REQUIRED WORK: Any pictures in the records below should be skipped; write out everything else exactly.

Extracted data entries:
>>>
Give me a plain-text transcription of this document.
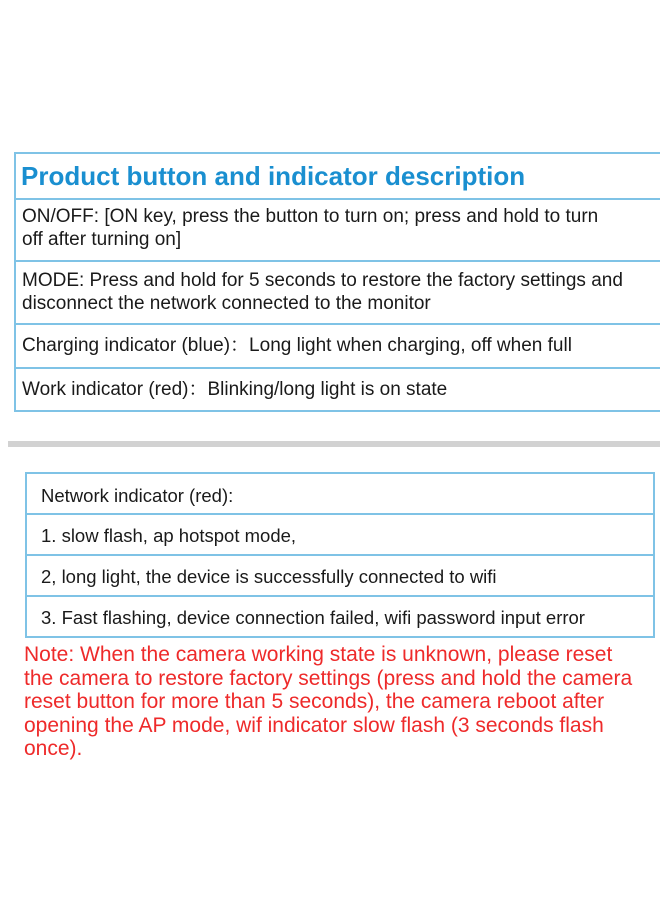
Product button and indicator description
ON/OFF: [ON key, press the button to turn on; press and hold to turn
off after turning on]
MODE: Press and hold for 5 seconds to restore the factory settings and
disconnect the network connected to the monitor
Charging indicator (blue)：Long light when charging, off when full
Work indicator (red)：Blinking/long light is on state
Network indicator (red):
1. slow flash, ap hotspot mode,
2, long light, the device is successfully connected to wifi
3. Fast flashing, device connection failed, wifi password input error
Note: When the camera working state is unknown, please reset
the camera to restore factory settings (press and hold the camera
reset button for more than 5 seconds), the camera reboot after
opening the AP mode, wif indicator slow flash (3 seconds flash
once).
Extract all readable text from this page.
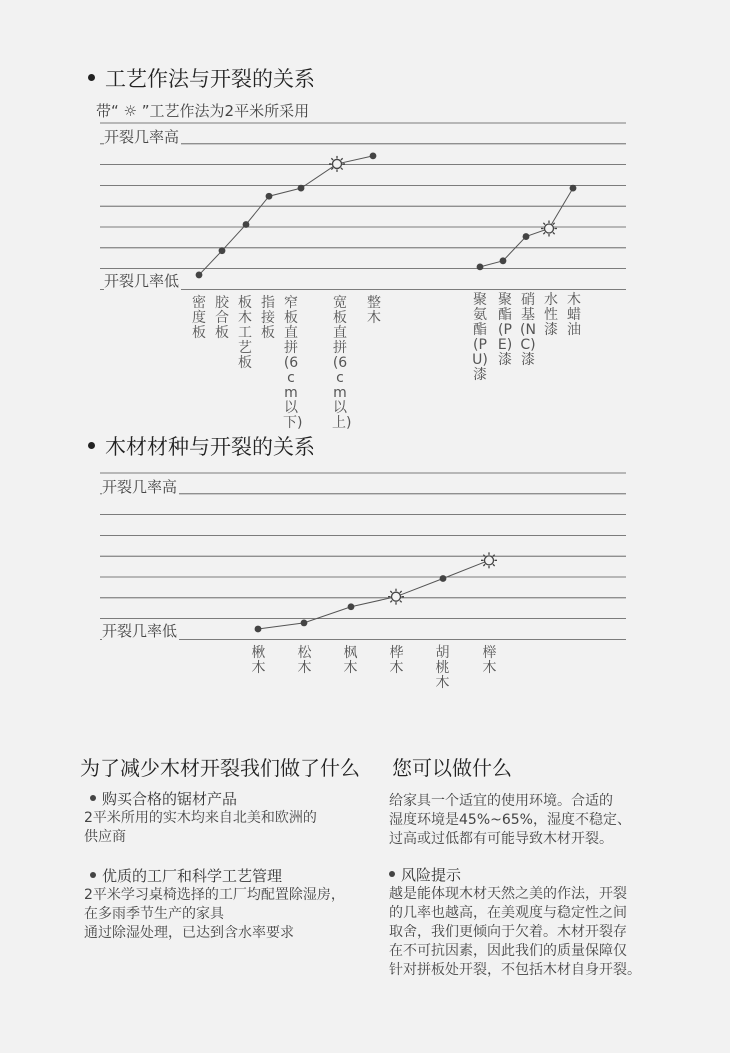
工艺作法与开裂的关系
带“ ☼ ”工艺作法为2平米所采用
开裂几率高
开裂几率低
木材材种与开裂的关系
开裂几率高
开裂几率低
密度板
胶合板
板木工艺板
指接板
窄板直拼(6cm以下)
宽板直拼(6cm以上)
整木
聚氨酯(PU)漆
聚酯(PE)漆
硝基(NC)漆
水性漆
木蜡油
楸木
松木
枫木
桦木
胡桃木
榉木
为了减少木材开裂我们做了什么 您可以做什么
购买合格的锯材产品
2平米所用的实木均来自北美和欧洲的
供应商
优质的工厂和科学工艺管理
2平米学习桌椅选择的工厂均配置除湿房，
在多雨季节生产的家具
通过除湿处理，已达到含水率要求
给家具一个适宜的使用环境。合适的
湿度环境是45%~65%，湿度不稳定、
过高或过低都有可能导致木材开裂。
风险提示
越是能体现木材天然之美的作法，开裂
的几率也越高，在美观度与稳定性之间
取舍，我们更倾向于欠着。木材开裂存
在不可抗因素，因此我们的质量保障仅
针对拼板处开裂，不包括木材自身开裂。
<<<
THE SOLUTION:
Give me a plain-text transcription of this document.
Product button and indicator description
ON/OFF: [ON key, press the button to turn on; press and hold to turn
off after turning on]
MODE: Press and hold for 5 seconds to restore the factory settings and
disconnect the network connected to the monitor
Charging indicator (blue)：Long light when charging, off when full
Work indicator (red)：Blinking/long light is on state
Network indicator (red):
1. slow flash, ap hotspot mode,
2, long light, the device is successfully connected to wifi
3. Fast flashing, device connection failed, wifi password input error
Note: When the camera working state is unknown, please reset
the camera to restore factory settings (press and hold the camera
reset button for more than 5 seconds), the camera reboot after
opening the AP mode, wif indicator slow flash (3 seconds flash
once).
Extract all readable text from this page.
工艺作法与开裂的关系
带“ ☼ ”工艺作法为2平米所采用
开裂几率高
开裂几率低
木材材种与开裂的关系
开裂几率高
开裂几率低
密度板
胶合板
板木工艺板
指接板
窄板直拼(6cm以下)
宽板直拼(6cm以上)
整木
聚氨酯(PU)漆
聚酯(PE)漆
硝基(NC)漆
水性漆
木蜡油
楸木
松木
枫木
桦木
胡桃木
榉木
为了减少木材开裂我们做了什么 您可以做什么
购买合格的锯材产品
2平米所用的实木均来自北美和欧洲的
供应商
优质的工厂和科学工艺管理
2平米学习桌椅选择的工厂均配置除湿房，
在多雨季节生产的家具
通过除湿处理，已达到含水率要求
给家具一个适宜的使用环境。合适的
湿度环境是45%~65%，湿度不稳定、
过高或过低都有可能导致木材开裂。
风险提示
越是能体现木材天然之美的作法，开裂
的几率也越高，在美观度与稳定性之间
取舍，我们更倾向于欠着。木材开裂存
在不可抗因素，因此我们的质量保障仅
针对拼板处开裂，不包括木材自身开裂。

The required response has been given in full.